What you will do - Copy every line of the entries below character for character, keeping their order.

## start Task inputs

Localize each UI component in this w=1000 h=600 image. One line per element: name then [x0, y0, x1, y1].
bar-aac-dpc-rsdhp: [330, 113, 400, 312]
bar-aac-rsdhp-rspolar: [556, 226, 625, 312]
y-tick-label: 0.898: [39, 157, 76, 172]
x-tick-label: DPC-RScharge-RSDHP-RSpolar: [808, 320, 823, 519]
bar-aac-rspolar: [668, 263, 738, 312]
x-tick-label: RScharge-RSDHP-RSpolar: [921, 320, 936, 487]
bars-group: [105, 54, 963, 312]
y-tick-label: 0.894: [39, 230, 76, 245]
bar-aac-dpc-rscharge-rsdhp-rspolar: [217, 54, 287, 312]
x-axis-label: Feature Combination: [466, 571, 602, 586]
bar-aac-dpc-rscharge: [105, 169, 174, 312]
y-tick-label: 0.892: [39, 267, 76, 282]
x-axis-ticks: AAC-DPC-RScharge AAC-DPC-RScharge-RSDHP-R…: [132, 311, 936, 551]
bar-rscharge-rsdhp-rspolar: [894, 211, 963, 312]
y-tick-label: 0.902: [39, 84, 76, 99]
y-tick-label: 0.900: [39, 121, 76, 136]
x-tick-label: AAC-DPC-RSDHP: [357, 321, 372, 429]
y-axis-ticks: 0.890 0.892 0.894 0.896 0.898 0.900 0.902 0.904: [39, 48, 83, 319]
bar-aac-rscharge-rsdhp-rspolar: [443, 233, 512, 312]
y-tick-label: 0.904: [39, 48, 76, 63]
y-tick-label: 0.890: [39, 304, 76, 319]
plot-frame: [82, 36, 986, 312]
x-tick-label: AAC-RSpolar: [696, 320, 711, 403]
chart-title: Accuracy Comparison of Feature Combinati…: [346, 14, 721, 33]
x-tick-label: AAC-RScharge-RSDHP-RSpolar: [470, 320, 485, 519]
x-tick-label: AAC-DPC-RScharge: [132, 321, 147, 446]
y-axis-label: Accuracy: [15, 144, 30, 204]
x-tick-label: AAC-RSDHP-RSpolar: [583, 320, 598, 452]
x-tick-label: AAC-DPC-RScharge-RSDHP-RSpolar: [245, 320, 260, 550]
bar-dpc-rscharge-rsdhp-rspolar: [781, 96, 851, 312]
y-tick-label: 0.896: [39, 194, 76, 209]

## end Task inputs

Worked solution -
Localize each UI component in this w=1000 h=600 image. One line per element: name then [x0, y0, x1, y1].
bar-aac-dpc-rsdhp: [330, 113, 400, 312]
bar-aac-rsdhp-rspolar: [556, 226, 625, 312]
y-tick-label: 0.898: [39, 157, 76, 172]
x-tick-label: DPC-RScharge-RSDHP-RSpolar: [808, 320, 823, 519]
bar-aac-rspolar: [668, 263, 738, 312]
x-tick-label: RScharge-RSDHP-RSpolar: [921, 320, 936, 487]
bars-group: [105, 54, 963, 312]
y-tick-label: 0.894: [39, 230, 76, 245]
bar-aac-dpc-rscharge-rsdhp-rspolar: [217, 54, 287, 312]
x-axis-label: Feature Combination: [466, 571, 602, 586]
bar-aac-dpc-rscharge: [105, 169, 174, 312]
y-tick-label: 0.892: [39, 267, 76, 282]
x-axis-ticks: AAC-DPC-RScharge AAC-DPC-RScharge-RSDHP-R…: [132, 311, 936, 551]
bar-rscharge-rsdhp-rspolar: [894, 211, 963, 312]
y-tick-label: 0.902: [39, 84, 76, 99]
y-tick-label: 0.900: [39, 121, 76, 136]
x-tick-label: AAC-DPC-RSDHP: [357, 321, 372, 429]
y-axis-ticks: 0.890 0.892 0.894 0.896 0.898 0.900 0.902 0.904: [39, 48, 83, 319]
bar-aac-rscharge-rsdhp-rspolar: [443, 233, 512, 312]
y-tick-label: 0.904: [39, 48, 76, 63]
y-tick-label: 0.890: [39, 304, 76, 319]
plot-frame: [82, 36, 986, 312]
x-tick-label: AAC-RSpolar: [696, 320, 711, 403]
chart-title: Accuracy Comparison of Feature Combinati…: [346, 14, 721, 33]
x-tick-label: AAC-RScharge-RSDHP-RSpolar: [470, 320, 485, 519]
x-tick-label: AAC-DPC-RScharge: [132, 321, 147, 446]
y-axis-label: Accuracy: [15, 144, 30, 204]
x-tick-label: AAC-RSDHP-RSpolar: [583, 320, 598, 452]
x-tick-label: AAC-DPC-RScharge-RSDHP-RSpolar: [245, 320, 260, 550]
bar-dpc-rscharge-rsdhp-rspolar: [781, 96, 851, 312]
y-tick-label: 0.896: [39, 194, 76, 209]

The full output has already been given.